→ **Items**
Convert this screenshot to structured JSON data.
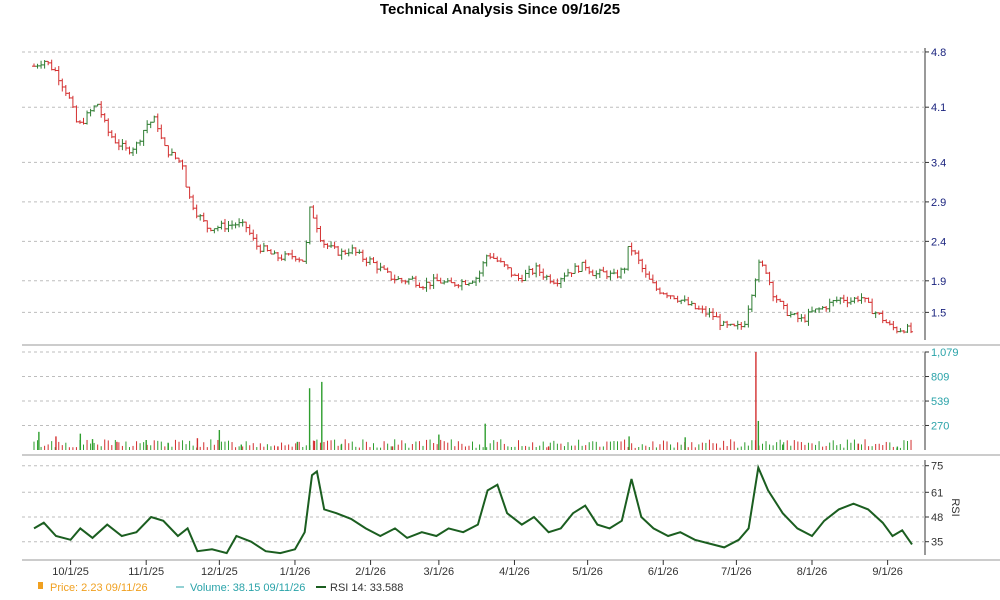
{
  "title": "Technical Analysis Since 09/16/25",
  "colors": {
    "up": "#2e7d32",
    "down": "#d32f2f",
    "volume": "#2e9e2e",
    "volume_down": "#d32f2f",
    "rsi": "#1b5e20",
    "price_legend": "#f0a020",
    "volume_legend": "#2aa3a9",
    "grid": "#bdbdbd"
  },
  "legend": {
    "price": "Price: 2.23",
    "price_date": "09/11/26",
    "volume": "Volume: 38.15",
    "volume_date": "09/11/26",
    "rsi": "RSI 14: 33.588"
  },
  "chart_data": [
    {
      "type": "line",
      "name": "price",
      "title": "Technical Analysis Since 09/16/25",
      "ylim": [
        1.15,
        4.85
      ],
      "y_ticks": [
        "4.8",
        "4.1",
        "3.4",
        "2.9",
        "2.4",
        "1.9",
        "1.5"
      ],
      "x_ticks": [
        "10/1/25",
        "11/1/25",
        "12/1/25",
        "1/1/26",
        "2/1/26",
        "3/1/26",
        "4/1/26",
        "5/1/26",
        "6/1/26",
        "7/1/26",
        "8/1/26",
        "9/1/26"
      ],
      "x_range": [
        "2025-09-16",
        "2026-09-11"
      ],
      "series": [
        {
          "values": [
            [
              "2025-09-16",
              4.62
            ],
            [
              "2025-09-20",
              4.7
            ],
            [
              "2025-09-25",
              4.55
            ],
            [
              "2025-09-30",
              4.25
            ],
            [
              "2025-10-04",
              3.85
            ],
            [
              "2025-10-08",
              4.0
            ],
            [
              "2025-10-12",
              4.15
            ],
            [
              "2025-10-16",
              3.8
            ],
            [
              "2025-10-20",
              3.65
            ],
            [
              "2025-10-24",
              3.55
            ],
            [
              "2025-10-28",
              3.62
            ],
            [
              "2025-11-01",
              3.88
            ],
            [
              "2025-11-05",
              3.95
            ],
            [
              "2025-11-08",
              3.6
            ],
            [
              "2025-11-12",
              3.48
            ],
            [
              "2025-11-16",
              3.38
            ],
            [
              "2025-11-18",
              3.0
            ],
            [
              "2025-11-22",
              2.75
            ],
            [
              "2025-11-26",
              2.58
            ],
            [
              "2025-11-30",
              2.58
            ],
            [
              "2025-12-04",
              2.6
            ],
            [
              "2025-12-08",
              2.62
            ],
            [
              "2025-12-12",
              2.58
            ],
            [
              "2025-12-16",
              2.35
            ],
            [
              "2025-12-20",
              2.28
            ],
            [
              "2025-12-24",
              2.2
            ],
            [
              "2025-12-28",
              2.2
            ],
            [
              "2026-01-01",
              2.22
            ],
            [
              "2026-01-05",
              2.15
            ],
            [
              "2026-01-07",
              2.8
            ],
            [
              "2026-01-09",
              2.7
            ],
            [
              "2026-01-12",
              2.4
            ],
            [
              "2026-01-16",
              2.3
            ],
            [
              "2026-01-20",
              2.25
            ],
            [
              "2026-01-24",
              2.3
            ],
            [
              "2026-01-28",
              2.2
            ],
            [
              "2026-02-01",
              2.15
            ],
            [
              "2026-02-05",
              2.05
            ],
            [
              "2026-02-09",
              1.95
            ],
            [
              "2026-02-14",
              1.9
            ],
            [
              "2026-02-18",
              1.92
            ],
            [
              "2026-02-22",
              1.85
            ],
            [
              "2026-02-26",
              1.88
            ],
            [
              "2026-03-01",
              1.9
            ],
            [
              "2026-03-05",
              1.85
            ],
            [
              "2026-03-09",
              1.88
            ],
            [
              "2026-03-13",
              1.9
            ],
            [
              "2026-03-17",
              1.95
            ],
            [
              "2026-03-21",
              2.25
            ],
            [
              "2026-03-25",
              2.15
            ],
            [
              "2026-03-29",
              2.05
            ],
            [
              "2026-04-02",
              1.92
            ],
            [
              "2026-04-06",
              1.98
            ],
            [
              "2026-04-10",
              2.05
            ],
            [
              "2026-04-14",
              1.95
            ],
            [
              "2026-04-18",
              1.9
            ],
            [
              "2026-04-22",
              2.0
            ],
            [
              "2026-04-26",
              2.05
            ],
            [
              "2026-04-30",
              2.1
            ],
            [
              "2026-05-04",
              1.98
            ],
            [
              "2026-05-08",
              2.0
            ],
            [
              "2026-05-12",
              1.95
            ],
            [
              "2026-05-16",
              2.05
            ],
            [
              "2026-05-18",
              2.35
            ],
            [
              "2026-05-21",
              2.2
            ],
            [
              "2026-05-25",
              1.95
            ],
            [
              "2026-05-29",
              1.8
            ],
            [
              "2026-06-02",
              1.75
            ],
            [
              "2026-06-06",
              1.7
            ],
            [
              "2026-06-10",
              1.62
            ],
            [
              "2026-06-14",
              1.55
            ],
            [
              "2026-06-18",
              1.5
            ],
            [
              "2026-06-22",
              1.45
            ],
            [
              "2026-06-26",
              1.32
            ],
            [
              "2026-06-30",
              1.3
            ],
            [
              "2026-07-04",
              1.33
            ],
            [
              "2026-07-08",
              1.85
            ],
            [
              "2026-07-10",
              2.1
            ],
            [
              "2026-07-13",
              2.05
            ],
            [
              "2026-07-16",
              1.75
            ],
            [
              "2026-07-20",
              1.55
            ],
            [
              "2026-07-24",
              1.45
            ],
            [
              "2026-07-28",
              1.4
            ],
            [
              "2026-08-01",
              1.5
            ],
            [
              "2026-08-05",
              1.55
            ],
            [
              "2026-08-09",
              1.62
            ],
            [
              "2026-08-13",
              1.68
            ],
            [
              "2026-08-17",
              1.65
            ],
            [
              "2026-08-21",
              1.7
            ],
            [
              "2026-08-25",
              1.55
            ],
            [
              "2026-08-29",
              1.45
            ],
            [
              "2026-09-02",
              1.32
            ],
            [
              "2026-09-05",
              1.28
            ],
            [
              "2026-09-08",
              1.3
            ],
            [
              "2026-09-11",
              1.25
            ]
          ]
        }
      ]
    },
    {
      "type": "bar",
      "name": "volume",
      "ylim": [
        0,
        1079
      ],
      "y_ticks": [
        "1,079",
        "809",
        "539",
        "270"
      ],
      "series": [
        {
          "values": [
            [
              "2025-09-18",
              200
            ],
            [
              "2025-09-25",
              150
            ],
            [
              "2025-10-05",
              180
            ],
            [
              "2025-10-10",
              120
            ],
            [
              "2025-10-20",
              90
            ],
            [
              "2025-11-01",
              110
            ],
            [
              "2025-11-10",
              80
            ],
            [
              "2025-11-22",
              130
            ],
            [
              "2025-12-01",
              220
            ],
            [
              "2025-12-10",
              60
            ],
            [
              "2025-12-25",
              40
            ],
            [
              "2026-01-02",
              90
            ],
            [
              "2026-01-07",
              680
            ],
            [
              "2026-01-09",
              100
            ],
            [
              "2026-01-12",
              750
            ],
            [
              "2026-01-20",
              60
            ],
            [
              "2026-02-10",
              40
            ],
            [
              "2026-03-01",
              170
            ],
            [
              "2026-03-20",
              290
            ],
            [
              "2026-04-15",
              40
            ],
            [
              "2026-05-18",
              150
            ],
            [
              "2026-06-10",
              140
            ],
            [
              "2026-07-09",
              1079
            ],
            [
              "2026-07-10",
              320
            ],
            [
              "2026-07-20",
              60
            ],
            [
              "2026-08-20",
              70
            ],
            [
              "2026-09-05",
              38
            ]
          ]
        }
      ]
    },
    {
      "type": "line",
      "name": "RSI 14",
      "ylabel": "RSI",
      "ylim": [
        28,
        78
      ],
      "y_ticks": [
        "75",
        "61",
        "48",
        "35"
      ],
      "series": [
        {
          "values": [
            [
              "2025-09-16",
              42
            ],
            [
              "2025-09-20",
              45
            ],
            [
              "2025-09-25",
              38
            ],
            [
              "2025-10-01",
              36
            ],
            [
              "2025-10-05",
              42
            ],
            [
              "2025-10-10",
              37
            ],
            [
              "2025-10-16",
              44
            ],
            [
              "2025-10-22",
              38
            ],
            [
              "2025-10-28",
              40
            ],
            [
              "2025-11-03",
              48
            ],
            [
              "2025-11-08",
              46
            ],
            [
              "2025-11-14",
              38
            ],
            [
              "2025-11-18",
              42
            ],
            [
              "2025-11-22",
              30
            ],
            [
              "2025-11-28",
              31
            ],
            [
              "2025-12-04",
              29
            ],
            [
              "2025-12-08",
              38
            ],
            [
              "2025-12-14",
              35
            ],
            [
              "2025-12-20",
              30
            ],
            [
              "2025-12-26",
              29
            ],
            [
              "2026-01-01",
              31
            ],
            [
              "2026-01-05",
              40
            ],
            [
              "2026-01-08",
              70
            ],
            [
              "2026-01-10",
              72
            ],
            [
              "2026-01-13",
              52
            ],
            [
              "2026-01-18",
              50
            ],
            [
              "2026-01-24",
              47
            ],
            [
              "2026-01-30",
              42
            ],
            [
              "2026-02-05",
              38
            ],
            [
              "2026-02-11",
              42
            ],
            [
              "2026-02-16",
              37
            ],
            [
              "2026-02-22",
              40
            ],
            [
              "2026-02-28",
              38
            ],
            [
              "2026-03-05",
              42
            ],
            [
              "2026-03-11",
              40
            ],
            [
              "2026-03-17",
              44
            ],
            [
              "2026-03-21",
              62
            ],
            [
              "2026-03-25",
              65
            ],
            [
              "2026-03-29",
              50
            ],
            [
              "2026-04-04",
              44
            ],
            [
              "2026-04-09",
              48
            ],
            [
              "2026-04-15",
              40
            ],
            [
              "2026-04-20",
              42
            ],
            [
              "2026-04-25",
              50
            ],
            [
              "2026-04-30",
              54
            ],
            [
              "2026-05-05",
              44
            ],
            [
              "2026-05-10",
              42
            ],
            [
              "2026-05-15",
              46
            ],
            [
              "2026-05-19",
              68
            ],
            [
              "2026-05-23",
              48
            ],
            [
              "2026-05-28",
              42
            ],
            [
              "2026-06-03",
              38
            ],
            [
              "2026-06-08",
              40
            ],
            [
              "2026-06-14",
              36
            ],
            [
              "2026-06-20",
              34
            ],
            [
              "2026-06-26",
              32
            ],
            [
              "2026-07-02",
              36
            ],
            [
              "2026-07-06",
              42
            ],
            [
              "2026-07-10",
              74
            ],
            [
              "2026-07-14",
              62
            ],
            [
              "2026-07-20",
              50
            ],
            [
              "2026-07-26",
              42
            ],
            [
              "2026-08-01",
              38
            ],
            [
              "2026-08-06",
              46
            ],
            [
              "2026-08-12",
              52
            ],
            [
              "2026-08-18",
              55
            ],
            [
              "2026-08-24",
              52
            ],
            [
              "2026-08-30",
              45
            ],
            [
              "2026-09-03",
              38
            ],
            [
              "2026-09-07",
              41
            ],
            [
              "2026-09-11",
              33.588
            ]
          ]
        }
      ]
    }
  ]
}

→ **Exercise objective**
The answer is one number: how many lines of the material above contain "Technical".

→ **Task result**
2